> _EXERCISE_
Transcribe all of the records exactly, leaving every line as it is.

> _DATA UNDER STUDY_
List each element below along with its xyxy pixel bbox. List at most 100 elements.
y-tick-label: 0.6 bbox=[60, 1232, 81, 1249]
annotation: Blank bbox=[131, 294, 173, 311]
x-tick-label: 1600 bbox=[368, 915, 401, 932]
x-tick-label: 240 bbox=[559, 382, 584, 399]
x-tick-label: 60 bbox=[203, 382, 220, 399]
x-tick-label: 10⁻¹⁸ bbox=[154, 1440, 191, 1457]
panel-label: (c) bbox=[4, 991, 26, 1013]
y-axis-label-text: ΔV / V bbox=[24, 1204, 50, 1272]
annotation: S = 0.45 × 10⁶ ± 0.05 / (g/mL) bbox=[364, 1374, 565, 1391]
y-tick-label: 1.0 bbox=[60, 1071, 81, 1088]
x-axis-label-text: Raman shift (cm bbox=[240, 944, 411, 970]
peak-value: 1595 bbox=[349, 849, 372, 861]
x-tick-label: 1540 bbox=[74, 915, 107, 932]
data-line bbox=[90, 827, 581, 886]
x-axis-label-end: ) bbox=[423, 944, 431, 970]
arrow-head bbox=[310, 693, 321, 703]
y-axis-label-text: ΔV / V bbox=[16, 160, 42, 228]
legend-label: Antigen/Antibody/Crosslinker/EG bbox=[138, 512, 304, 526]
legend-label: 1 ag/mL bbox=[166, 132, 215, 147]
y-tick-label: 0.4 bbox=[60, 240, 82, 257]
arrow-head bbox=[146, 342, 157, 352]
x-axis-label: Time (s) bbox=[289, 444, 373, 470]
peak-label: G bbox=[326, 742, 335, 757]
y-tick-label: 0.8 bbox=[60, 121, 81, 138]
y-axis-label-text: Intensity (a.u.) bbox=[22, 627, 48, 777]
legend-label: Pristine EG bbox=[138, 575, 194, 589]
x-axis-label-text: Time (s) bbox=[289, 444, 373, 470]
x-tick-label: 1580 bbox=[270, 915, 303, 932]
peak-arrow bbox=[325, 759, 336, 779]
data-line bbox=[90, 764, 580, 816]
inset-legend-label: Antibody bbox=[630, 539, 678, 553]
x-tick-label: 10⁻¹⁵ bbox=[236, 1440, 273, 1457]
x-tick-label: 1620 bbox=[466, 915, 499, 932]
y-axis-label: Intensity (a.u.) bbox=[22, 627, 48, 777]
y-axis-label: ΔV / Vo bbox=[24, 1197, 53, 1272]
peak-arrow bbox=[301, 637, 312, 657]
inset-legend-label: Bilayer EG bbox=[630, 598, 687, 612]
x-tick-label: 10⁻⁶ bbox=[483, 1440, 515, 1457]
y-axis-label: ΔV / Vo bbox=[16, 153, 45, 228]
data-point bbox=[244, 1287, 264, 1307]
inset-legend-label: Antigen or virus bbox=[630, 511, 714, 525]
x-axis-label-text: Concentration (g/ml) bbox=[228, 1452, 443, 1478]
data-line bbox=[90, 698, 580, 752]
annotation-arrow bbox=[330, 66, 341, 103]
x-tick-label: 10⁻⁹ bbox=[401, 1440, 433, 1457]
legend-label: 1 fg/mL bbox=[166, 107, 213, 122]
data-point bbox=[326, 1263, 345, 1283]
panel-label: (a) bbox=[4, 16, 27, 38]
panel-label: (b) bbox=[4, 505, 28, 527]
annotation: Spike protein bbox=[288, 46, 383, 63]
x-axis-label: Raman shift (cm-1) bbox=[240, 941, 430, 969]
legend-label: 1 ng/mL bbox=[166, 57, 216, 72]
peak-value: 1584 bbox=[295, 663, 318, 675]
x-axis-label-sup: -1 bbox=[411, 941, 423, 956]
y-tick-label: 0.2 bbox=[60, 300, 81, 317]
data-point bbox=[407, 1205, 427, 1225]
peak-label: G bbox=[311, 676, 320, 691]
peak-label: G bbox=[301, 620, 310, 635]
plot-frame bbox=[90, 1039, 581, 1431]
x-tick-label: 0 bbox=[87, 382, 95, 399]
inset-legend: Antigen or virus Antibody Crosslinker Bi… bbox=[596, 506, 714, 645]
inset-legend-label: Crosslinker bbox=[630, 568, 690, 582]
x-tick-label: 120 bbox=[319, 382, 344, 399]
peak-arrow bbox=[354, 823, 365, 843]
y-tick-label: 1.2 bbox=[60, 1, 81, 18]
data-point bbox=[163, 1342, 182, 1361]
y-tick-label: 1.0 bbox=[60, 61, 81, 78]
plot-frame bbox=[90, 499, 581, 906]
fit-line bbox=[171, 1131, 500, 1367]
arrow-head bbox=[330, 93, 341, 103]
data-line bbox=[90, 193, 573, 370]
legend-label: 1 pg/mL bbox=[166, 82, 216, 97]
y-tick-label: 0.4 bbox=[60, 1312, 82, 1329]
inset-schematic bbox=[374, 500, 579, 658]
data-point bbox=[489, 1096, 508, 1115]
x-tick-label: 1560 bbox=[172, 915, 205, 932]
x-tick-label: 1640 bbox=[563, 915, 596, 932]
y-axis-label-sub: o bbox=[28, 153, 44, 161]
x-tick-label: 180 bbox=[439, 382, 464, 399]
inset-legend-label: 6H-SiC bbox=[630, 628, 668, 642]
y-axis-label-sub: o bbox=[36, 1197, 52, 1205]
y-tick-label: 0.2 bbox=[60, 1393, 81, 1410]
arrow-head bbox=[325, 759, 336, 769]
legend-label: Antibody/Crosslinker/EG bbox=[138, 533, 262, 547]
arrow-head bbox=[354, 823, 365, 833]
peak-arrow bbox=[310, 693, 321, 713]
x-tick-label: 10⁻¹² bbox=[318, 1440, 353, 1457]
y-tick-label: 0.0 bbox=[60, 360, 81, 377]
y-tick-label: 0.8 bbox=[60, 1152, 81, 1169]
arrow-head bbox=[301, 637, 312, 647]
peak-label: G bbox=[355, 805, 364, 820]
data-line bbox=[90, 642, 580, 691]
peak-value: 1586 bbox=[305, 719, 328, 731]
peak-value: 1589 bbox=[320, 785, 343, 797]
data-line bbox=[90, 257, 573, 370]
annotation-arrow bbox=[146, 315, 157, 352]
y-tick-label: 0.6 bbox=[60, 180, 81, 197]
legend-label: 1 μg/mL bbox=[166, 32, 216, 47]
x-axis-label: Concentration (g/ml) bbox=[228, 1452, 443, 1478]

> _EXERCISE RESULT_
List each element below along with its xyxy pixel bbox. List at most 100 elements.
y-tick-label: 0.6 bbox=[60, 1232, 81, 1249]
annotation: Blank bbox=[131, 294, 173, 311]
x-tick-label: 1600 bbox=[368, 915, 401, 932]
x-tick-label: 240 bbox=[559, 382, 584, 399]
x-tick-label: 60 bbox=[203, 382, 220, 399]
x-tick-label: 10⁻¹⁸ bbox=[154, 1440, 191, 1457]
panel-label: (c) bbox=[4, 991, 26, 1013]
y-axis-label-text: ΔV / V bbox=[24, 1204, 50, 1272]
annotation: S = 0.45 × 10⁶ ± 0.05 / (g/mL) bbox=[364, 1374, 565, 1391]
y-tick-label: 1.0 bbox=[60, 1071, 81, 1088]
x-axis-label-text: Raman shift (cm bbox=[240, 944, 411, 970]
peak-value: 1595 bbox=[349, 849, 372, 861]
x-tick-label: 1540 bbox=[74, 915, 107, 932]
data-line bbox=[90, 827, 581, 886]
x-axis-label-end: ) bbox=[423, 944, 431, 970]
arrow-head bbox=[310, 693, 321, 703]
y-axis-label-text: ΔV / V bbox=[16, 160, 42, 228]
legend-label: Antigen/Antibody/Crosslinker/EG bbox=[138, 512, 304, 526]
legend-label: 1 ag/mL bbox=[166, 132, 215, 147]
y-tick-label: 0.4 bbox=[60, 240, 82, 257]
arrow-head bbox=[146, 342, 157, 352]
x-axis-label: Time (s) bbox=[289, 444, 373, 470]
peak-label: G bbox=[326, 742, 335, 757]
y-tick-label: 0.8 bbox=[60, 121, 81, 138]
y-axis-label-text: Intensity (a.u.) bbox=[22, 627, 48, 777]
legend-label: Pristine EG bbox=[138, 575, 194, 589]
x-axis-label-text: Time (s) bbox=[289, 444, 373, 470]
x-tick-label: 1580 bbox=[270, 915, 303, 932]
peak-arrow bbox=[325, 759, 336, 779]
data-line bbox=[90, 764, 580, 816]
inset-legend-label: Antibody bbox=[630, 539, 678, 553]
x-tick-label: 10⁻¹⁵ bbox=[236, 1440, 273, 1457]
x-tick-label: 1620 bbox=[466, 915, 499, 932]
y-axis-label: Intensity (a.u.) bbox=[22, 627, 48, 777]
y-axis-label: ΔV / Vo bbox=[24, 1197, 53, 1272]
peak-arrow bbox=[301, 637, 312, 657]
inset-legend-label: Bilayer EG bbox=[630, 598, 687, 612]
x-tick-label: 10⁻⁶ bbox=[483, 1440, 515, 1457]
y-axis-label: ΔV / Vo bbox=[16, 153, 45, 228]
data-point bbox=[244, 1287, 264, 1307]
inset-legend-label: Antigen or virus bbox=[630, 511, 714, 525]
x-axis-label-text: Concentration (g/ml) bbox=[228, 1452, 443, 1478]
data-line bbox=[90, 698, 580, 752]
annotation-arrow bbox=[330, 66, 341, 103]
x-tick-label: 10⁻⁹ bbox=[401, 1440, 433, 1457]
legend-label: 1 fg/mL bbox=[166, 107, 213, 122]
data-point bbox=[326, 1263, 345, 1283]
panel-label: (a) bbox=[4, 16, 27, 38]
panel-label: (b) bbox=[4, 505, 28, 527]
annotation: Spike protein bbox=[288, 46, 383, 63]
x-axis-label: Raman shift (cm-1) bbox=[240, 941, 430, 969]
legend-label: 1 ng/mL bbox=[166, 57, 216, 72]
peak-value: 1584 bbox=[295, 663, 318, 675]
x-axis-label-sup: -1 bbox=[411, 941, 423, 956]
y-tick-label: 0.2 bbox=[60, 300, 81, 317]
data-point bbox=[407, 1205, 427, 1225]
peak-label: G bbox=[311, 676, 320, 691]
peak-label: G bbox=[301, 620, 310, 635]
plot-frame bbox=[90, 1039, 581, 1431]
x-tick-label: 0 bbox=[87, 382, 95, 399]
inset-legend: Antigen or virus Antibody Crosslinker Bi… bbox=[596, 506, 714, 645]
inset-legend-label: Crosslinker bbox=[630, 568, 690, 582]
x-tick-label: 120 bbox=[319, 382, 344, 399]
peak-arrow bbox=[354, 823, 365, 843]
y-tick-label: 1.2 bbox=[60, 1, 81, 18]
data-point bbox=[163, 1342, 182, 1361]
y-tick-label: 1.0 bbox=[60, 61, 81, 78]
plot-frame bbox=[90, 499, 581, 906]
fit-line bbox=[171, 1131, 500, 1367]
arrow-head bbox=[330, 93, 341, 103]
data-line bbox=[90, 193, 573, 370]
legend-label: 1 pg/mL bbox=[166, 82, 216, 97]
y-tick-label: 0.4 bbox=[60, 1312, 82, 1329]
inset-schematic bbox=[374, 500, 579, 658]
data-point bbox=[489, 1096, 508, 1115]
x-tick-label: 1560 bbox=[172, 915, 205, 932]
x-tick-label: 1640 bbox=[563, 915, 596, 932]
y-axis-label-sub: o bbox=[28, 153, 44, 161]
x-tick-label: 180 bbox=[439, 382, 464, 399]
inset-legend-label: 6H-SiC bbox=[630, 628, 668, 642]
y-axis-label-sub: o bbox=[36, 1197, 52, 1205]
y-tick-label: 0.2 bbox=[60, 1393, 81, 1410]
arrow-head bbox=[325, 759, 336, 769]
legend-label: Antibody/Crosslinker/EG bbox=[138, 533, 262, 547]
arrow-head bbox=[354, 823, 365, 833]
peak-arrow bbox=[310, 693, 321, 713]
x-tick-label: 10⁻¹² bbox=[318, 1440, 353, 1457]
y-tick-label: 0.0 bbox=[60, 360, 81, 377]
y-tick-label: 0.8 bbox=[60, 1152, 81, 1169]
arrow-head bbox=[301, 637, 312, 647]
peak-label: G bbox=[355, 805, 364, 820]
data-line bbox=[90, 642, 580, 691]
peak-value: 1586 bbox=[305, 719, 328, 731]
peak-value: 1589 bbox=[320, 785, 343, 797]
data-line bbox=[90, 257, 573, 370]
annotation-arrow bbox=[146, 315, 157, 352]
y-tick-label: 0.6 bbox=[60, 180, 81, 197]
legend-label: 1 μg/mL bbox=[166, 32, 216, 47]
x-axis-label: Concentration (g/ml) bbox=[228, 1452, 443, 1478]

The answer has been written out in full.